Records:
○ ○ ○ ○ ○

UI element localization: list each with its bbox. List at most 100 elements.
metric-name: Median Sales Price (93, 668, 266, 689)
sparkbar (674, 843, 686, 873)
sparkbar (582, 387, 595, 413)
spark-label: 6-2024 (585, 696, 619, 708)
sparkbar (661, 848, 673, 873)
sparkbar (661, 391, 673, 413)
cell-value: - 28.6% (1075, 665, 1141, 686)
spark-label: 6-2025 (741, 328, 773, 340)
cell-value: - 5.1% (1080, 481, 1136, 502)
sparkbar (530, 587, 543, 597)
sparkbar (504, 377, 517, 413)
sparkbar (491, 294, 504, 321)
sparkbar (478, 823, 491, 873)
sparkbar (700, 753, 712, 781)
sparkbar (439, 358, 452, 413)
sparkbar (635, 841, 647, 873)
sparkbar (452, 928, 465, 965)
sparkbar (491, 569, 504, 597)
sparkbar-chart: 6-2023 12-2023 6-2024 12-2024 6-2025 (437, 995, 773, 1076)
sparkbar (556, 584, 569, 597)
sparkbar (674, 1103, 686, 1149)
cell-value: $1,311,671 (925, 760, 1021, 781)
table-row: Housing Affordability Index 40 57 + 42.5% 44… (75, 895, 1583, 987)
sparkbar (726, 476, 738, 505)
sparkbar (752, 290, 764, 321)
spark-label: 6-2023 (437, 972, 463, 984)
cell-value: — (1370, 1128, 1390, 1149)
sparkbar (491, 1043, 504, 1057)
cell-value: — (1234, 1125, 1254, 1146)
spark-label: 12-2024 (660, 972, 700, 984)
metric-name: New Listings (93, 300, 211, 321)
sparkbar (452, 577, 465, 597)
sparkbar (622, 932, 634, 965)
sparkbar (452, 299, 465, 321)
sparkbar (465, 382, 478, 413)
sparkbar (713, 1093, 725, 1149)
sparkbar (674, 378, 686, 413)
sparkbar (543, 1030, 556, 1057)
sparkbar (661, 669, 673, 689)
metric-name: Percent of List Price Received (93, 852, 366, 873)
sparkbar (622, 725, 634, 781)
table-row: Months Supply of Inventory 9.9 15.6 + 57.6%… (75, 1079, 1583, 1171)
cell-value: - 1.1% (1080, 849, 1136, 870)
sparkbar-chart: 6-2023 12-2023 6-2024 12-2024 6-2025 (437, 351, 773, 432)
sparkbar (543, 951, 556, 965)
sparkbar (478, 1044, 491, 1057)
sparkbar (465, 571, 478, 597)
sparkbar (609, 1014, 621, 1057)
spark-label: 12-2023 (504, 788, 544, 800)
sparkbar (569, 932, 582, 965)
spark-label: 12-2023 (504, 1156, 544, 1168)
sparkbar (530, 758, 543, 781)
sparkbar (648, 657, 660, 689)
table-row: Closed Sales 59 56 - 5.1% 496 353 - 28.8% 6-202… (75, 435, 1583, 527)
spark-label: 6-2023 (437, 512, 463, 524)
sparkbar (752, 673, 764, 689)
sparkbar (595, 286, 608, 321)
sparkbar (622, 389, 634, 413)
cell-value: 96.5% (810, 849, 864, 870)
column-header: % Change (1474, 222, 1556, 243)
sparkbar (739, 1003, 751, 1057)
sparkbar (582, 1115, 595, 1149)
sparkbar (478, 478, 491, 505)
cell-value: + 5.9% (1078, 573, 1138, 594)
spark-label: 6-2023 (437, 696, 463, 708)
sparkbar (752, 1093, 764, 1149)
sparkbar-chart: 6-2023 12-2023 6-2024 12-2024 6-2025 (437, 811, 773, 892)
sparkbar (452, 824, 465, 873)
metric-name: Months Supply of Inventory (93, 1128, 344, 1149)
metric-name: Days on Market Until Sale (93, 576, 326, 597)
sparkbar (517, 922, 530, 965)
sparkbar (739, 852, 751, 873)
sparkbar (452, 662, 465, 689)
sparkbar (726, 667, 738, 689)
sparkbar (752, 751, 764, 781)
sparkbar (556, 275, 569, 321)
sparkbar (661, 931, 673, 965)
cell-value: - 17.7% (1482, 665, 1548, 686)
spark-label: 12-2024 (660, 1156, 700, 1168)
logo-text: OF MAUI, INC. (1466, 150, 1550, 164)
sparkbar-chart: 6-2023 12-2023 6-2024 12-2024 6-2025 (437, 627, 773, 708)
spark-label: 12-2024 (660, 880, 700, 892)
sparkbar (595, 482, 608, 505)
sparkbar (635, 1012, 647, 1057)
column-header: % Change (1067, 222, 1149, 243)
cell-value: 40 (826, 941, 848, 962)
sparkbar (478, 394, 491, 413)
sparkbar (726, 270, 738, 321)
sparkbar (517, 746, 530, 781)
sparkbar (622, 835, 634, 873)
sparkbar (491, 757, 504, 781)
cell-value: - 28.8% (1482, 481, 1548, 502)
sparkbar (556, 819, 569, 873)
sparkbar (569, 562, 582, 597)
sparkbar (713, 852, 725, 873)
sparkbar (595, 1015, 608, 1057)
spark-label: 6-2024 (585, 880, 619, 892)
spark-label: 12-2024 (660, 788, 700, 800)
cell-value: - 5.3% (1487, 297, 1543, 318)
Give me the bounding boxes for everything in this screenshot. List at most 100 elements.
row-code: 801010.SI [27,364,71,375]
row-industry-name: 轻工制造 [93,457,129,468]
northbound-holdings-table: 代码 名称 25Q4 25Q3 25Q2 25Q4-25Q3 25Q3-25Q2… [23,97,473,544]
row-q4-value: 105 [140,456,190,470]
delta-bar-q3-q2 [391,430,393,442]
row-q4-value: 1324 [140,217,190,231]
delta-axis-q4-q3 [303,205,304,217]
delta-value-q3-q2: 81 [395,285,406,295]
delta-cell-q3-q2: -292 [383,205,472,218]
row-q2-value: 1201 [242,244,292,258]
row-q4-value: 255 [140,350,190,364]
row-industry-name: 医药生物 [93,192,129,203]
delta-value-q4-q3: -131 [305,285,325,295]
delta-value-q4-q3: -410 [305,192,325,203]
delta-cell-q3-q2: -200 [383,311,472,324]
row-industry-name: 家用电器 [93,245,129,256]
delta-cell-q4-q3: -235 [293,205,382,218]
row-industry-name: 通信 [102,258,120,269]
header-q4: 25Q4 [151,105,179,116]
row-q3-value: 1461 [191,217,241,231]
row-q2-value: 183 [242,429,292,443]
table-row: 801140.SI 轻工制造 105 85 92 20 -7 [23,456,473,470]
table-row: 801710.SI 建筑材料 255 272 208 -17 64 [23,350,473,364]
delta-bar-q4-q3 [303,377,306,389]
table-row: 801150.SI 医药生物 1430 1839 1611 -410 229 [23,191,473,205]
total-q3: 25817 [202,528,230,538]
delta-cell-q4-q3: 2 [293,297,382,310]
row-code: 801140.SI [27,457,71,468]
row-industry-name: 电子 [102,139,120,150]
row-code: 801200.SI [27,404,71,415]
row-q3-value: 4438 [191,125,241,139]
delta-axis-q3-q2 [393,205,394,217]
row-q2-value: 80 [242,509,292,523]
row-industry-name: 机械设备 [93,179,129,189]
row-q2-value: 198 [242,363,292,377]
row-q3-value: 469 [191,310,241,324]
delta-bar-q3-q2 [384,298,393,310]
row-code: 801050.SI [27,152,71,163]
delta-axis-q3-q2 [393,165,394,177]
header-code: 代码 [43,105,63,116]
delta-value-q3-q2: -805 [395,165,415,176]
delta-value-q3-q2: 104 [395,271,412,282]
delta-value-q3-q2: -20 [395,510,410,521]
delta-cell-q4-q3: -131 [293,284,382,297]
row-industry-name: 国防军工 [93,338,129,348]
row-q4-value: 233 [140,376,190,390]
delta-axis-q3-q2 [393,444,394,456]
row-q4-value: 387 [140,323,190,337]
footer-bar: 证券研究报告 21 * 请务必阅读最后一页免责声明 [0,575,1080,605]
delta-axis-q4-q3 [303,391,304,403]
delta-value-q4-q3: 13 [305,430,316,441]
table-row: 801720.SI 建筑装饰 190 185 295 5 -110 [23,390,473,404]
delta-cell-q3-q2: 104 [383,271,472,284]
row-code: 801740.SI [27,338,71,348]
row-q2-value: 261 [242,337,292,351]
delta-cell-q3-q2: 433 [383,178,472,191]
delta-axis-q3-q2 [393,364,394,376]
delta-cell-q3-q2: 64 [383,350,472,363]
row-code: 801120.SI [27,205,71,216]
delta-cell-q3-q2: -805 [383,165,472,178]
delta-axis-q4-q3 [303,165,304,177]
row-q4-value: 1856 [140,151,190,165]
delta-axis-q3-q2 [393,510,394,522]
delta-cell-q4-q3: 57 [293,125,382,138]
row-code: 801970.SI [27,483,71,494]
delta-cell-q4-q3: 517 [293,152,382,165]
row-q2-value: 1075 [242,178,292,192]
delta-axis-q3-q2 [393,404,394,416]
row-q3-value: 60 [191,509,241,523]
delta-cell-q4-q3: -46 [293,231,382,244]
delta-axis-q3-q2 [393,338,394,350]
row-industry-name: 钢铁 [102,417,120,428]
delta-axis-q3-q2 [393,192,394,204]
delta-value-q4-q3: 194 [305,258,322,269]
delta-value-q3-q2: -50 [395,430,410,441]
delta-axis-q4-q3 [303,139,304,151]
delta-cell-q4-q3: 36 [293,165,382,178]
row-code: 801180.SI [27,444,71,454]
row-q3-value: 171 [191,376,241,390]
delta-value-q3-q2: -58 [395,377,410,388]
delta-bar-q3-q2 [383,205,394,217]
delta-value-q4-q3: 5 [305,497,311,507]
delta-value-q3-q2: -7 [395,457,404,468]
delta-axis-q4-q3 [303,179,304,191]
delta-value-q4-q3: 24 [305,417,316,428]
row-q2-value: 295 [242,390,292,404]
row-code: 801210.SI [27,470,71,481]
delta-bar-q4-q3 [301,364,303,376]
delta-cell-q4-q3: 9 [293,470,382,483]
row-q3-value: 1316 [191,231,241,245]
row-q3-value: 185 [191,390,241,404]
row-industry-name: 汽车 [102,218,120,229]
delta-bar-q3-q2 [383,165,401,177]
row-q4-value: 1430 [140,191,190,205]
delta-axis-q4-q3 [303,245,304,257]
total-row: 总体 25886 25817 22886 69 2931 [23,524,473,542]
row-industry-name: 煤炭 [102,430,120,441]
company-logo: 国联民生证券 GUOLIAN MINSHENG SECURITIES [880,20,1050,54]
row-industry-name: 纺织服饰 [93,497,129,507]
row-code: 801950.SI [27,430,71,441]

○ ○ ○ ○ ○

__THE EXERCISE__: Edit the listing from its first line through the line containing "sparkbar (609, 1014, 621, 1057)", replacing "Median Sales Price" with "Average Sales Price" and leaving everything else unchanged. Reproduce only those lines.

__ANSWER TO THIS PROBLEM__:
UI element localization: list each with its bbox. List at most 100 elements.
metric-name: Average Sales Price (93, 668, 266, 689)
sparkbar (674, 843, 686, 873)
sparkbar (582, 387, 595, 413)
spark-label: 6-2024 (585, 696, 619, 708)
sparkbar (661, 848, 673, 873)
sparkbar (661, 391, 673, 413)
cell-value: - 28.6% (1075, 665, 1141, 686)
spark-label: 6-2025 (741, 328, 773, 340)
cell-value: - 5.1% (1080, 481, 1136, 502)
sparkbar (530, 587, 543, 597)
sparkbar (504, 377, 517, 413)
sparkbar (491, 294, 504, 321)
sparkbar (478, 823, 491, 873)
sparkbar (700, 753, 712, 781)
sparkbar (439, 358, 452, 413)
sparkbar (635, 841, 647, 873)
sparkbar (452, 928, 465, 965)
sparkbar (491, 569, 504, 597)
sparkbar-chart: 6-2023 12-2023 6-2024 12-2024 6-2025 (437, 995, 773, 1076)
sparkbar (556, 584, 569, 597)
sparkbar (674, 1103, 686, 1149)
cell-value: $1,311,671 (925, 760, 1021, 781)
table-row: Housing Affordability Index 40 57 + 42.5% 44… (75, 895, 1583, 987)
sparkbar (726, 476, 738, 505)
sparkbar (752, 290, 764, 321)
spark-label: 6-2023 (437, 972, 463, 984)
cell-value: — (1370, 1128, 1390, 1149)
sparkbar (491, 1043, 504, 1057)
cell-value: — (1234, 1125, 1254, 1146)
spark-label: 12-2024 (660, 972, 700, 984)
metric-name: New Listings (93, 300, 211, 321)
sparkbar (452, 577, 465, 597)
sparkbar (622, 932, 634, 965)
sparkbar (452, 299, 465, 321)
sparkbar (465, 382, 478, 413)
sparkbar (713, 1093, 725, 1149)
sparkbar (674, 378, 686, 413)
sparkbar (543, 1030, 556, 1057)
sparkbar (661, 669, 673, 689)
metric-name: Percent of List Price Received (93, 852, 366, 873)
sparkbar (622, 725, 634, 781)
table-row: Months Supply of Inventory 9.9 15.6 + 57.6%… (75, 1079, 1583, 1171)
cell-value: - 1.1% (1080, 849, 1136, 870)
sparkbar-chart: 6-2023 12-2023 6-2024 12-2024 6-2025 (437, 351, 773, 432)
sparkbar (543, 951, 556, 965)
sparkbar (478, 1044, 491, 1057)
sparkbar (465, 571, 478, 597)
sparkbar (609, 1014, 621, 1057)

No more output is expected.